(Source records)
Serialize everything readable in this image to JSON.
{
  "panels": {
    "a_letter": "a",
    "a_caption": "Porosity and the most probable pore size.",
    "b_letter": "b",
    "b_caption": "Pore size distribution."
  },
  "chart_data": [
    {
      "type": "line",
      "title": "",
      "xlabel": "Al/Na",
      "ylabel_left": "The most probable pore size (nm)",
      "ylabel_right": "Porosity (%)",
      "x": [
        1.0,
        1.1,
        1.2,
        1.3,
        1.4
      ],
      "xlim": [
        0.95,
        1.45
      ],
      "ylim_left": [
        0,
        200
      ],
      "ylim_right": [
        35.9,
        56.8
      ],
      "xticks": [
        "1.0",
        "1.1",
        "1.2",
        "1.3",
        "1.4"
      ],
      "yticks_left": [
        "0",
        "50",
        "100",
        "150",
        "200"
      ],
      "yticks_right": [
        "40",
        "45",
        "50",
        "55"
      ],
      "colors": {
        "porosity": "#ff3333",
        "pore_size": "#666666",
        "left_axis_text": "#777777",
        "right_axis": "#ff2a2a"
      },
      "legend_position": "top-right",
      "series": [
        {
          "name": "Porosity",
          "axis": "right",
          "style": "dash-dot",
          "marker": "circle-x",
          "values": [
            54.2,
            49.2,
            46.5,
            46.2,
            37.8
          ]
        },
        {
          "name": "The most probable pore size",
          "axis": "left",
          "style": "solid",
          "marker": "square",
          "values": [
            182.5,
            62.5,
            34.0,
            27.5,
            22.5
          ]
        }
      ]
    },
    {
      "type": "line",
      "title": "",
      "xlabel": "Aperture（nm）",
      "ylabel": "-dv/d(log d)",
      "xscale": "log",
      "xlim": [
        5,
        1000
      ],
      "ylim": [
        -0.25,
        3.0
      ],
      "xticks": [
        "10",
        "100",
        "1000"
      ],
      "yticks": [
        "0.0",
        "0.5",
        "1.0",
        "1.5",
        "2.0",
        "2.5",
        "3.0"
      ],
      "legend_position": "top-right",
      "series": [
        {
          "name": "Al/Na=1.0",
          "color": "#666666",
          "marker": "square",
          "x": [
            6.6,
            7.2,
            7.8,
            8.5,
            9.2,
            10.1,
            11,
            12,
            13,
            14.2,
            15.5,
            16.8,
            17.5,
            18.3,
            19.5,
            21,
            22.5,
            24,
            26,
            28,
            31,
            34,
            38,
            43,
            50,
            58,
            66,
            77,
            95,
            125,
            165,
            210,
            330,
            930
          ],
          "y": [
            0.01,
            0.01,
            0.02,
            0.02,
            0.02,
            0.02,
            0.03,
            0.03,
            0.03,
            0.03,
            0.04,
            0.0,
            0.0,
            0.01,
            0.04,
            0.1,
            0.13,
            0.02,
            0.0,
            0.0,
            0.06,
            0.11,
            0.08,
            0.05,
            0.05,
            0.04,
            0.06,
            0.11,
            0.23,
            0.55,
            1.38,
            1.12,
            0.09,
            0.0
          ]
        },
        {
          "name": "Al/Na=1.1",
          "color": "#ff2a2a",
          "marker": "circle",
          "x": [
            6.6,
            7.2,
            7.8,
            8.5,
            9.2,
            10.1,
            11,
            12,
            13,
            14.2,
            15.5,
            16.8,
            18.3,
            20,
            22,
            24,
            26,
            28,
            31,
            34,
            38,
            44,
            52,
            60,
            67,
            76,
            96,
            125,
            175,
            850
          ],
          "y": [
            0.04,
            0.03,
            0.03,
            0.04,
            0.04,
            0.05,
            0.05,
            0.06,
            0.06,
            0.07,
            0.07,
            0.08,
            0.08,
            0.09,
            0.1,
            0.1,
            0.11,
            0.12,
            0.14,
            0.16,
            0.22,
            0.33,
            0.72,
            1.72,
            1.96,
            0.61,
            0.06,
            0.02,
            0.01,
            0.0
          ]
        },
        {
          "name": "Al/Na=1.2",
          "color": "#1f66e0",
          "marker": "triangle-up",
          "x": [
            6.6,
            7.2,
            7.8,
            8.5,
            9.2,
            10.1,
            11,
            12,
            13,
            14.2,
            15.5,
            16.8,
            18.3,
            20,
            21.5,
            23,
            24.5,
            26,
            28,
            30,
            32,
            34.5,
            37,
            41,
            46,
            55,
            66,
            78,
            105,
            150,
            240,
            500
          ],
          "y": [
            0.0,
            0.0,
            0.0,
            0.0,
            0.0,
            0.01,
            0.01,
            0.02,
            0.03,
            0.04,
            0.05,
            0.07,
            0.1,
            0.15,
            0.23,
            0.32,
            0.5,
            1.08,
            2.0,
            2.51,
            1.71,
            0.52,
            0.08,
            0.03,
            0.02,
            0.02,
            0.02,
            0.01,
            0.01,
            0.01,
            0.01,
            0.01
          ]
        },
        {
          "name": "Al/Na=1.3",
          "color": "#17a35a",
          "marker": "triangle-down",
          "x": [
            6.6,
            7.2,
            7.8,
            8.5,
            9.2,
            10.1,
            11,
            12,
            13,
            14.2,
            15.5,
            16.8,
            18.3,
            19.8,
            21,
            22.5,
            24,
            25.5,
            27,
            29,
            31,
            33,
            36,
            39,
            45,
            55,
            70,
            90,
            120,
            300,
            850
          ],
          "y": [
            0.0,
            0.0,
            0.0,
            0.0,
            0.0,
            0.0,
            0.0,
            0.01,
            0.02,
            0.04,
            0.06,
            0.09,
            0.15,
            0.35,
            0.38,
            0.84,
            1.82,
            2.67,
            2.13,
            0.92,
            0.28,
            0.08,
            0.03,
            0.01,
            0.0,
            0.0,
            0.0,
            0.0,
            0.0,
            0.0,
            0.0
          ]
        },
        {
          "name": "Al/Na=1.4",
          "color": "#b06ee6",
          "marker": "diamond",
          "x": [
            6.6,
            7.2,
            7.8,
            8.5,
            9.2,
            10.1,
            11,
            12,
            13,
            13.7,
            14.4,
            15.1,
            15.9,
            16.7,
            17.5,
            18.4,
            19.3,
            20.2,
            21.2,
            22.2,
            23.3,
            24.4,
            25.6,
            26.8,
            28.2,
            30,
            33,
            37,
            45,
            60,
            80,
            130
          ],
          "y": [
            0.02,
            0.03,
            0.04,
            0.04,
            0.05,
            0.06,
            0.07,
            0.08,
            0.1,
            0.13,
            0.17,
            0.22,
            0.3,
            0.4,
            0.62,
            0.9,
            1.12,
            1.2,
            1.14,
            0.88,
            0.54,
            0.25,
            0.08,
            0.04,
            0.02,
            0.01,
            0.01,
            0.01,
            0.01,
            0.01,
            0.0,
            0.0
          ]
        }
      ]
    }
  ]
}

◆ **OBJECTIVE**:
Using the listing, say how many lines include the word "most", and add nothing else.

◆ **REPLY TO THE EXERCISE**:
3